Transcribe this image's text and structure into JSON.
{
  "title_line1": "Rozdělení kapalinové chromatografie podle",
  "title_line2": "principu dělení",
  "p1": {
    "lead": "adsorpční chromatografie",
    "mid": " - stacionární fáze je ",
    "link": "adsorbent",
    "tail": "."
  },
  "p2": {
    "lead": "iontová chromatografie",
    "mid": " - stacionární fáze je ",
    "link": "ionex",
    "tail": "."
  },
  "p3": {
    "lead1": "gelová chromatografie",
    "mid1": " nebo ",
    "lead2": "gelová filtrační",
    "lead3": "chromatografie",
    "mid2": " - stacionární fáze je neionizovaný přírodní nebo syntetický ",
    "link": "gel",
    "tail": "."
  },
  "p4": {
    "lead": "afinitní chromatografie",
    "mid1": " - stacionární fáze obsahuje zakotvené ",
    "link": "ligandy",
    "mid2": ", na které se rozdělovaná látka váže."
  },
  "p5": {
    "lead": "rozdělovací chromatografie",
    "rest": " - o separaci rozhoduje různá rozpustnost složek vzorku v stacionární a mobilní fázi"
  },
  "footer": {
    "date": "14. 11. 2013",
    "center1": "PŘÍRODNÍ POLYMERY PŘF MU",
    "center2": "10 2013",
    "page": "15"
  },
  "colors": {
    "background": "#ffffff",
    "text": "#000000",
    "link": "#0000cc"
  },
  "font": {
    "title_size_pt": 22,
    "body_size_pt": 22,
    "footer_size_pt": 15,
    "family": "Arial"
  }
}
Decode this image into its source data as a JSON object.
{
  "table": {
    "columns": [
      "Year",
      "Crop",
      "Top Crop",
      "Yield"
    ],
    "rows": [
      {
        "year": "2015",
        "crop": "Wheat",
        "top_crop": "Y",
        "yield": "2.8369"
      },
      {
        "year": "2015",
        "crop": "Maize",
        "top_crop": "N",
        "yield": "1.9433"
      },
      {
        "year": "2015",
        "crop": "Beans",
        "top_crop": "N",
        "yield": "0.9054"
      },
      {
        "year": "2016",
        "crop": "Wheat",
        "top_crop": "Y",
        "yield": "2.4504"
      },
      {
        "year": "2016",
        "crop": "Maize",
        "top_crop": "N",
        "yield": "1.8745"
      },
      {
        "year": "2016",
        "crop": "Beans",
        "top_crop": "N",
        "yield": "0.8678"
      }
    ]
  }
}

--------

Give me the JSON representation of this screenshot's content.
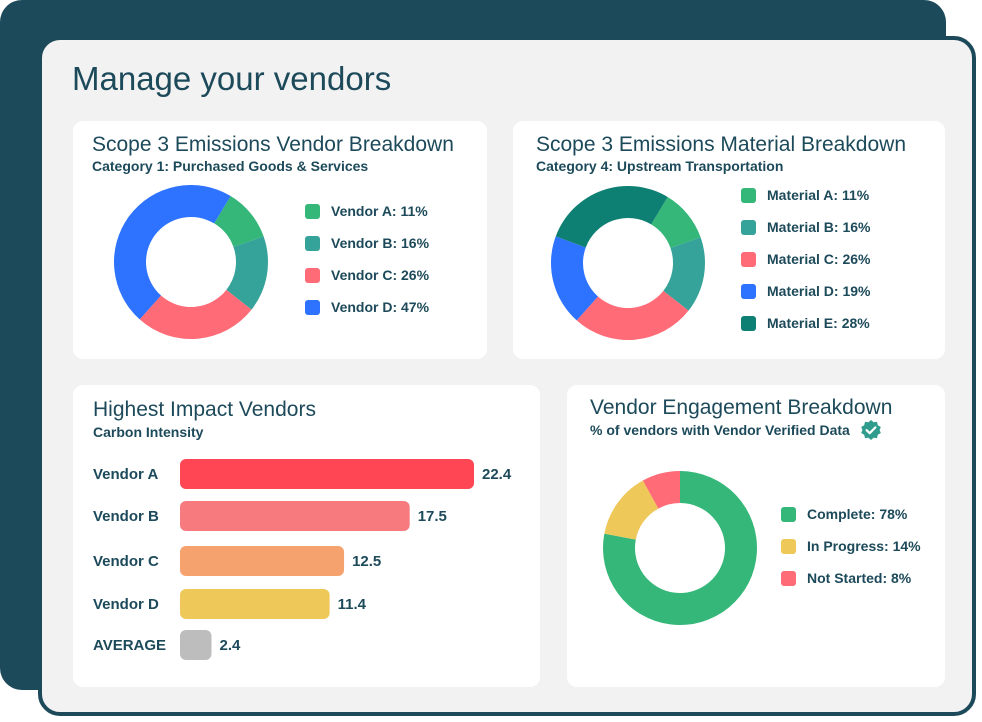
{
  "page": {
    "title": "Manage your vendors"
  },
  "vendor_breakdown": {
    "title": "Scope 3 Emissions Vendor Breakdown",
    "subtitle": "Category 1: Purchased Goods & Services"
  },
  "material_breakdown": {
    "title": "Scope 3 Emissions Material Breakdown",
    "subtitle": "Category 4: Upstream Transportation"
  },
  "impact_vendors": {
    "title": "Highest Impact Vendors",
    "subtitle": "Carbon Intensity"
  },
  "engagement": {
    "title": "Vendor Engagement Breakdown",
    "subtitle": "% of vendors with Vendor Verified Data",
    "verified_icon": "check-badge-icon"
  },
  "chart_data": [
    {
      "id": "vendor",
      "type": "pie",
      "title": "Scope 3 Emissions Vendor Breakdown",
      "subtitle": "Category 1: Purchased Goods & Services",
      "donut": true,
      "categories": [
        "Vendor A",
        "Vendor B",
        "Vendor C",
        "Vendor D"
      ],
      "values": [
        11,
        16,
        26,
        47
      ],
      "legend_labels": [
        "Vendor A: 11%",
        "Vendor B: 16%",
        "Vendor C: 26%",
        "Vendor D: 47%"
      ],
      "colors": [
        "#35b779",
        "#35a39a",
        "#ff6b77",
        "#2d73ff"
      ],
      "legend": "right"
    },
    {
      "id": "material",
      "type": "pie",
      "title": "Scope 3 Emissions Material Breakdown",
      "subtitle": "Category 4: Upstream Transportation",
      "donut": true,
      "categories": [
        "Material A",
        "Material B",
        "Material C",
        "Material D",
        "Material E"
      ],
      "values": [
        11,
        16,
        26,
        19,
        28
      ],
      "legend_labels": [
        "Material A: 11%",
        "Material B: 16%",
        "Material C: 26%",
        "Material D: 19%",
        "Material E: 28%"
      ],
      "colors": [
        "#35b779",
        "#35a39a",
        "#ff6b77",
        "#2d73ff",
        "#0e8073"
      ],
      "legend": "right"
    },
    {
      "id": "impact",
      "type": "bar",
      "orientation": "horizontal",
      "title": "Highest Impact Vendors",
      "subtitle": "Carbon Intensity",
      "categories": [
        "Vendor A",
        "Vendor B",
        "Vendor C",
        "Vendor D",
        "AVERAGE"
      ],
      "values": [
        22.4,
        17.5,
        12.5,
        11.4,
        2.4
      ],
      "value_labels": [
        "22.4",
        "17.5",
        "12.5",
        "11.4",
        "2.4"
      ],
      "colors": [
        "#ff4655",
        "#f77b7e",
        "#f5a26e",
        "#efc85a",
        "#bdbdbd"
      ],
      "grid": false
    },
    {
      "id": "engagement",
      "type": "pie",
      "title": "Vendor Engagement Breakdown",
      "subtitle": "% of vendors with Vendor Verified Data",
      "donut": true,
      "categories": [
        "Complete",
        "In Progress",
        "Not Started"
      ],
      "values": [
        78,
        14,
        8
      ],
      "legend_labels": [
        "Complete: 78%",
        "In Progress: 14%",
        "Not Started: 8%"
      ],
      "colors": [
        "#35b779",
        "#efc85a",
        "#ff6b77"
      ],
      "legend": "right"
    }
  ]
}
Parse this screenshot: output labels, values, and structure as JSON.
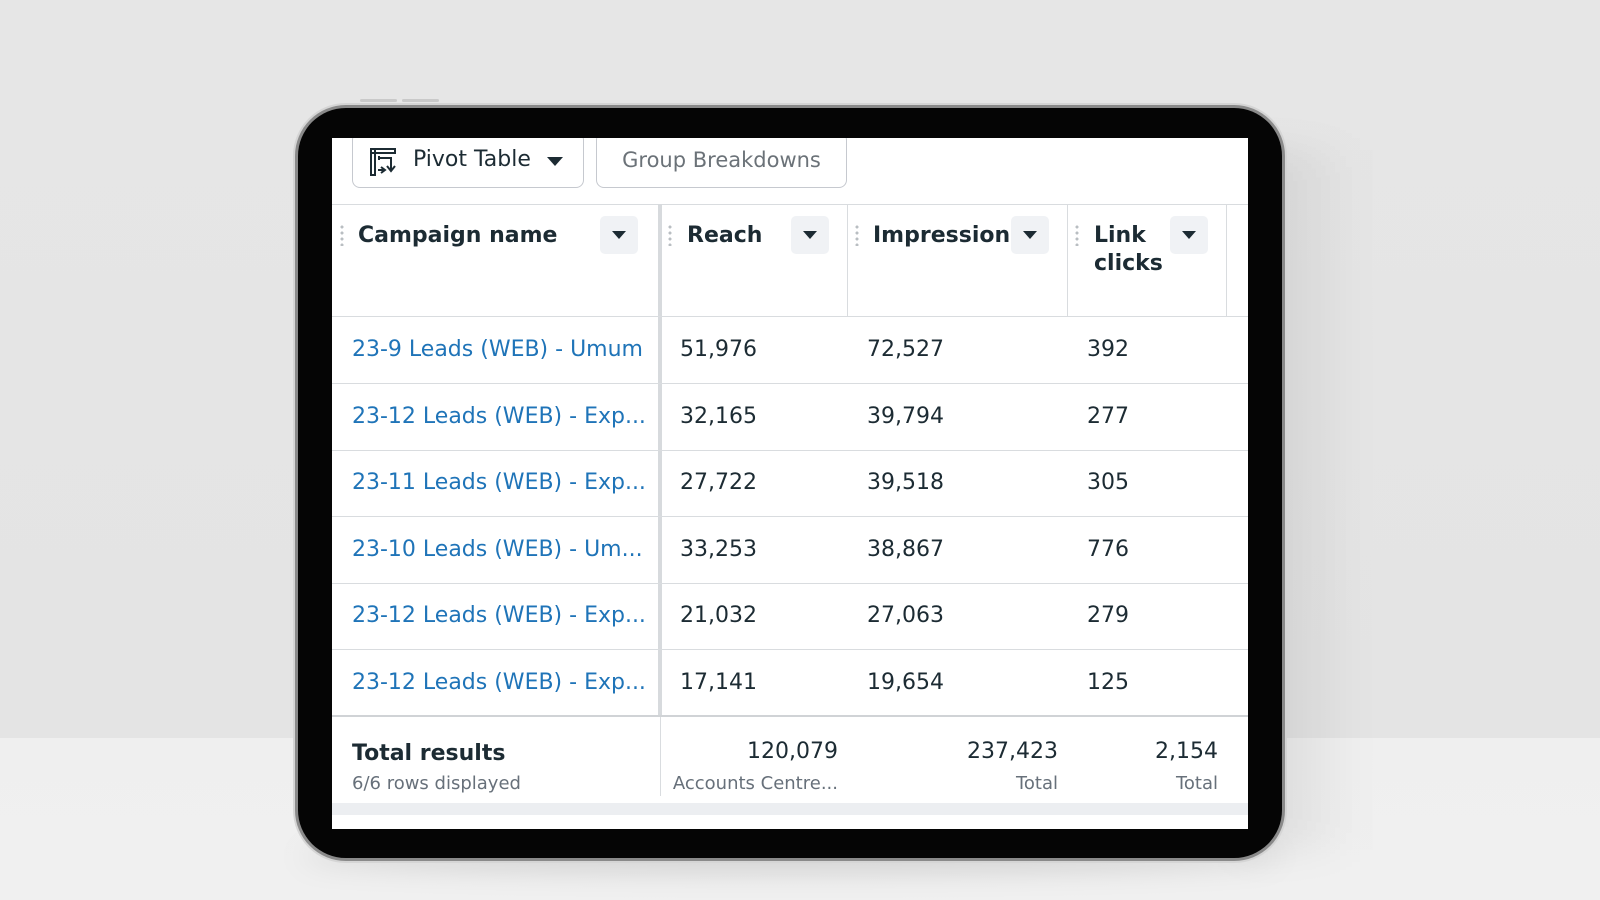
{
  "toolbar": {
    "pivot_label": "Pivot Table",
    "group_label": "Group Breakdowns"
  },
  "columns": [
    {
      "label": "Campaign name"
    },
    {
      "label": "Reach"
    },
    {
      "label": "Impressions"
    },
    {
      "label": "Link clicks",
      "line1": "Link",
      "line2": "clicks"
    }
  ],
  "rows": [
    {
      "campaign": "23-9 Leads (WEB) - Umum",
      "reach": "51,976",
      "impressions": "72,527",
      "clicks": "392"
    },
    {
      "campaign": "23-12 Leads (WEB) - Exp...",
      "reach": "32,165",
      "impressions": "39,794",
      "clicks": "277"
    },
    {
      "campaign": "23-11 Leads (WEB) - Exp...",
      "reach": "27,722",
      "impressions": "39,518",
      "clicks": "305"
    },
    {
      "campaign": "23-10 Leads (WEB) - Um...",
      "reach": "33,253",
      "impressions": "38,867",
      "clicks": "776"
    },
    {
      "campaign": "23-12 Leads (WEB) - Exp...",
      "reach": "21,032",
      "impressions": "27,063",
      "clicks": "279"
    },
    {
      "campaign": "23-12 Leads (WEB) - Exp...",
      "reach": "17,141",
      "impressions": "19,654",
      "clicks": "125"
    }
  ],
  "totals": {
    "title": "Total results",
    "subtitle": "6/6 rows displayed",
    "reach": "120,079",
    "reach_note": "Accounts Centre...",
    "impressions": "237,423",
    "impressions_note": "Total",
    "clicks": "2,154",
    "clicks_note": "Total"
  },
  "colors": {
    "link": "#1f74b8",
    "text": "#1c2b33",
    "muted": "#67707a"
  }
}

--------

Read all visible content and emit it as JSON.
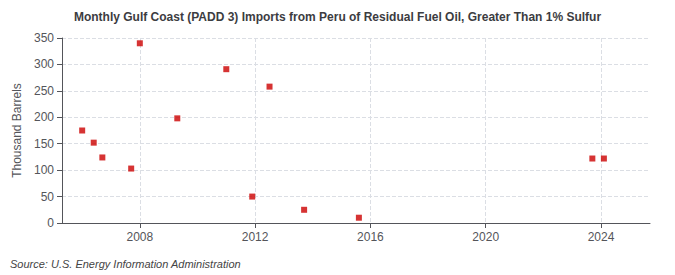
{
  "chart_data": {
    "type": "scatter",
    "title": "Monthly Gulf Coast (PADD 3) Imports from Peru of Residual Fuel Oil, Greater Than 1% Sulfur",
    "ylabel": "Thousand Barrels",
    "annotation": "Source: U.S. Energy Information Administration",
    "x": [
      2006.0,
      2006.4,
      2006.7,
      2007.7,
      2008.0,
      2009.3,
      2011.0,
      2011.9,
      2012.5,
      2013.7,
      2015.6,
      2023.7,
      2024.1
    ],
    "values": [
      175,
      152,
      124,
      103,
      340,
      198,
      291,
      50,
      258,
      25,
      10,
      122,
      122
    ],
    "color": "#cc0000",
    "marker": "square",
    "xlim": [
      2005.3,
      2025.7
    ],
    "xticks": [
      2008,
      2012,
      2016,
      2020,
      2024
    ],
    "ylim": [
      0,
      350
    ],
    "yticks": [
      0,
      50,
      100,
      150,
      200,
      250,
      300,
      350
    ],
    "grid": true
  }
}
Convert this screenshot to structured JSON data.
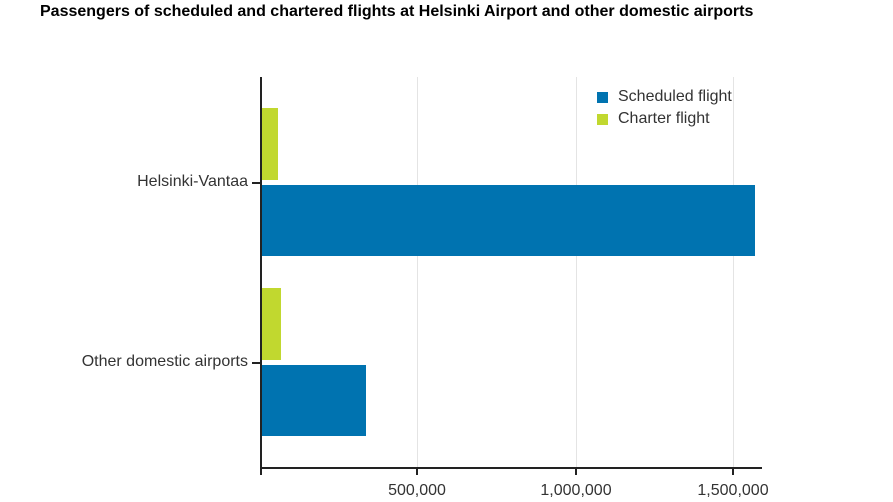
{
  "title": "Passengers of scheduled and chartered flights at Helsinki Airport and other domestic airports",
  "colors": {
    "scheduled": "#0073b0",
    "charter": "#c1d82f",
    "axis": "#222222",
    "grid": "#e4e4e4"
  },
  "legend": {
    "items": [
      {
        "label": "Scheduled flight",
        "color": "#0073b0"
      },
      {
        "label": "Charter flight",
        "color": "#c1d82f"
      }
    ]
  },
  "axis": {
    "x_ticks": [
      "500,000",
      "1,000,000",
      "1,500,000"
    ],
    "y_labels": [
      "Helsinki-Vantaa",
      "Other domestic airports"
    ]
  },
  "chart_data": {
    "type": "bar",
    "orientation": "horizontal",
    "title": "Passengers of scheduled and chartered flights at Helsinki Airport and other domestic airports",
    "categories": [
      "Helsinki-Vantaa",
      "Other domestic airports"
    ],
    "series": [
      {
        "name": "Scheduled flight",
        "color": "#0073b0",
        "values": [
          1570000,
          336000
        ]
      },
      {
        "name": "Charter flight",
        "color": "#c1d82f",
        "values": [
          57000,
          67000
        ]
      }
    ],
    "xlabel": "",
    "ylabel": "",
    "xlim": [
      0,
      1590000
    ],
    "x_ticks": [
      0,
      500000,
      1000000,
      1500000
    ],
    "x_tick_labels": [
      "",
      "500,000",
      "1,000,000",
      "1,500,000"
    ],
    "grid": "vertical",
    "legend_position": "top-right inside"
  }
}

--------

__Do this__. Check each line of the records for the word "domestic", and show the lines that contain it.

__Written response__.
  "title": "Passengers of scheduled and chartered flights at Helsinki Airport and other domestic airports",
      "Other domestic airports"
    "title": "Passengers of scheduled and chartered flights at Helsinki Airport and other domestic airports",
      "Other domestic airports"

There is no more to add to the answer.